**REQUEST:**
Set down, in full, every record in the block.

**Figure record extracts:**

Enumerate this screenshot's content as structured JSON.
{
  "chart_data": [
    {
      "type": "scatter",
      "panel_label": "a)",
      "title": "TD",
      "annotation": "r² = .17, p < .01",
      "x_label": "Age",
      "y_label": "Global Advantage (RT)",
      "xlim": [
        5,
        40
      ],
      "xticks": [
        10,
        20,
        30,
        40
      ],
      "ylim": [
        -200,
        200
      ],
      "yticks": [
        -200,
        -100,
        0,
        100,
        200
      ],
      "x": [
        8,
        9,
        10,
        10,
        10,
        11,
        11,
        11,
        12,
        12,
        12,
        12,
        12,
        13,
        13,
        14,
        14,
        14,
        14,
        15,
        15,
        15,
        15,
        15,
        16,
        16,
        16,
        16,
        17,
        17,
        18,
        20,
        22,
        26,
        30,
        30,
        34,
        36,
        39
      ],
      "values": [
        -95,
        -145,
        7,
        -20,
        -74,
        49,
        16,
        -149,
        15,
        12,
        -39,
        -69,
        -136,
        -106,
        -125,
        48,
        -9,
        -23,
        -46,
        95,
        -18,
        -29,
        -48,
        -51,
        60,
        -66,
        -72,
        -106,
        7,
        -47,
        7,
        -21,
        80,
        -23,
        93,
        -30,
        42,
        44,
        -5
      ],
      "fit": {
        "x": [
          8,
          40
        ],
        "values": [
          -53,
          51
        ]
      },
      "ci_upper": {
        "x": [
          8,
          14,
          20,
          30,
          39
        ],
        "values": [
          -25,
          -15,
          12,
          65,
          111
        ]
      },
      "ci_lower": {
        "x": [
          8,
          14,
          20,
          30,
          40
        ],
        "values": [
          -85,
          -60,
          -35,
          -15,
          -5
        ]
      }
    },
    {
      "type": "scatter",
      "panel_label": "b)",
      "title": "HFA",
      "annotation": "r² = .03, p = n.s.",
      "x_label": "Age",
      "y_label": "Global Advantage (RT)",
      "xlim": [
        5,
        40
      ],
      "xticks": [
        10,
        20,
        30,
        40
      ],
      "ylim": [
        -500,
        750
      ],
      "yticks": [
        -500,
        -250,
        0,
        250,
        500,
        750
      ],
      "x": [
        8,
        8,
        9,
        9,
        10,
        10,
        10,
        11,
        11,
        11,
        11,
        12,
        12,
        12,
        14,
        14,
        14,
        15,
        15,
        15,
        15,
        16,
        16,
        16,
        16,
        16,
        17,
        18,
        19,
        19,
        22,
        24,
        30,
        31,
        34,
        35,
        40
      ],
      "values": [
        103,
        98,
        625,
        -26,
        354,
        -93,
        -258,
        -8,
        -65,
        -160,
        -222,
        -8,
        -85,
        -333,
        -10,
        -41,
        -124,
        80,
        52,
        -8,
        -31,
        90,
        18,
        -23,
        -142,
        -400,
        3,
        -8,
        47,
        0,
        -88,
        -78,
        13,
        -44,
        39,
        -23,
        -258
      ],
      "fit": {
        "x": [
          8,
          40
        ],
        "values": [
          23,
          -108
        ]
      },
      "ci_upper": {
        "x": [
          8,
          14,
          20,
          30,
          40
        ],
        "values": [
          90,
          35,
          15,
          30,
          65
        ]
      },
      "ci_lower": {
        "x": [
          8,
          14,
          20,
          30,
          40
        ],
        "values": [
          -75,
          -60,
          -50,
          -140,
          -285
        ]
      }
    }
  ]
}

**OUTPUT FOR THIS EXERCISE:**
Enumerate this screenshot's content as structured JSON.
{
  "chart_data": [
    {
      "type": "scatter",
      "panel_label": "a)",
      "title": "TD",
      "annotation": "r² = .17, p < .01",
      "x_label": "Age",
      "y_label": "Global Advantage (RT)",
      "xlim": [
        5,
        40
      ],
      "xticks": [
        10,
        20,
        30,
        40
      ],
      "ylim": [
        -200,
        200
      ],
      "yticks": [
        -200,
        -100,
        0,
        100,
        200
      ],
      "x": [
        8,
        9,
        10,
        10,
        10,
        11,
        11,
        11,
        12,
        12,
        12,
        12,
        12,
        13,
        13,
        14,
        14,
        14,
        14,
        15,
        15,
        15,
        15,
        15,
        16,
        16,
        16,
        16,
        17,
        17,
        18,
        20,
        22,
        26,
        30,
        30,
        34,
        36,
        39
      ],
      "values": [
        -95,
        -145,
        7,
        -20,
        -74,
        49,
        16,
        -149,
        15,
        12,
        -39,
        -69,
        -136,
        -106,
        -125,
        48,
        -9,
        -23,
        -46,
        95,
        -18,
        -29,
        -48,
        -51,
        60,
        -66,
        -72,
        -106,
        7,
        -47,
        7,
        -21,
        80,
        -23,
        93,
        -30,
        42,
        44,
        -5
      ],
      "fit": {
        "x": [
          8,
          40
        ],
        "values": [
          -53,
          51
        ]
      },
      "ci_upper": {
        "x": [
          8,
          14,
          20,
          30,
          39
        ],
        "values": [
          -25,
          -15,
          12,
          65,
          111
        ]
      },
      "ci_lower": {
        "x": [
          8,
          14,
          20,
          30,
          40
        ],
        "values": [
          -85,
          -60,
          -35,
          -15,
          -5
        ]
      }
    },
    {
      "type": "scatter",
      "panel_label": "b)",
      "title": "HFA",
      "annotation": "r² = .03, p = n.s.",
      "x_label": "Age",
      "y_label": "Global Advantage (RT)",
      "xlim": [
        5,
        40
      ],
      "xticks": [
        10,
        20,
        30,
        40
      ],
      "ylim": [
        -500,
        750
      ],
      "yticks": [
        -500,
        -250,
        0,
        250,
        500,
        750
      ],
      "x": [
        8,
        8,
        9,
        9,
        10,
        10,
        10,
        11,
        11,
        11,
        11,
        12,
        12,
        12,
        14,
        14,
        14,
        15,
        15,
        15,
        15,
        16,
        16,
        16,
        16,
        16,
        17,
        18,
        19,
        19,
        22,
        24,
        30,
        31,
        34,
        35,
        40
      ],
      "values": [
        103,
        98,
        625,
        -26,
        354,
        -93,
        -258,
        -8,
        -65,
        -160,
        -222,
        -8,
        -85,
        -333,
        -10,
        -41,
        -124,
        80,
        52,
        -8,
        -31,
        90,
        18,
        -23,
        -142,
        -400,
        3,
        -8,
        47,
        0,
        -88,
        -78,
        13,
        -44,
        39,
        -23,
        -258
      ],
      "fit": {
        "x": [
          8,
          40
        ],
        "values": [
          23,
          -108
        ]
      },
      "ci_upper": {
        "x": [
          8,
          14,
          20,
          30,
          40
        ],
        "values": [
          90,
          35,
          15,
          30,
          65
        ]
      },
      "ci_lower": {
        "x": [
          8,
          14,
          20,
          30,
          40
        ],
        "values": [
          -75,
          -60,
          -50,
          -140,
          -285
        ]
      }
    }
  ]
}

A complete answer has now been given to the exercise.